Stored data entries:
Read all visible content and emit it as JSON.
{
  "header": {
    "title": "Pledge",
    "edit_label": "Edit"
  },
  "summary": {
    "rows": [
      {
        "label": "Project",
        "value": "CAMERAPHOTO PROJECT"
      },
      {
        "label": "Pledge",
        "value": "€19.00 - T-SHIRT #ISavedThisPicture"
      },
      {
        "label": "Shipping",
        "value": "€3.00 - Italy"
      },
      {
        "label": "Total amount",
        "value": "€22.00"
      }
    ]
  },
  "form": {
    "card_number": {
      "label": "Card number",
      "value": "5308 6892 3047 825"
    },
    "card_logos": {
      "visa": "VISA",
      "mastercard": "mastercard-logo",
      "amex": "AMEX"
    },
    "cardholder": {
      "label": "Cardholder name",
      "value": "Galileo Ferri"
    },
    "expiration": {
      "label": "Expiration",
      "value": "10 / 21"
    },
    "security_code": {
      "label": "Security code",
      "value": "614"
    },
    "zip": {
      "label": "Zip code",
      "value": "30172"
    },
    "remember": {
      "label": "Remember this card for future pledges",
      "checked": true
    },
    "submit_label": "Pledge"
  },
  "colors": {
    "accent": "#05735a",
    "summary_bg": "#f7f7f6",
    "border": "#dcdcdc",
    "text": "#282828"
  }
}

What is being asked:
Reproduce each line of the material above precisely.

Result of the exercise:
Read all visible content and emit it as JSON.
{
  "header": {
    "title": "Pledge",
    "edit_label": "Edit"
  },
  "summary": {
    "rows": [
      {
        "label": "Project",
        "value": "CAMERAPHOTO PROJECT"
      },
      {
        "label": "Pledge",
        "value": "€19.00 - T-SHIRT #ISavedThisPicture"
      },
      {
        "label": "Shipping",
        "value": "€3.00 - Italy"
      },
      {
        "label": "Total amount",
        "value": "€22.00"
      }
    ]
  },
  "form": {
    "card_number": {
      "label": "Card number",
      "value": "5308 6892 3047 825"
    },
    "card_logos": {
      "visa": "VISA",
      "mastercard": "mastercard-logo",
      "amex": "AMEX"
    },
    "cardholder": {
      "label": "Cardholder name",
      "value": "Galileo Ferri"
    },
    "expiration": {
      "label": "Expiration",
      "value": "10 / 21"
    },
    "security_code": {
      "label": "Security code",
      "value": "614"
    },
    "zip": {
      "label": "Zip code",
      "value": "30172"
    },
    "remember": {
      "label": "Remember this card for future pledges",
      "checked": true
    },
    "submit_label": "Pledge"
  },
  "colors": {
    "accent": "#05735a",
    "summary_bg": "#f7f7f6",
    "border": "#dcdcdc",
    "text": "#282828"
  }
}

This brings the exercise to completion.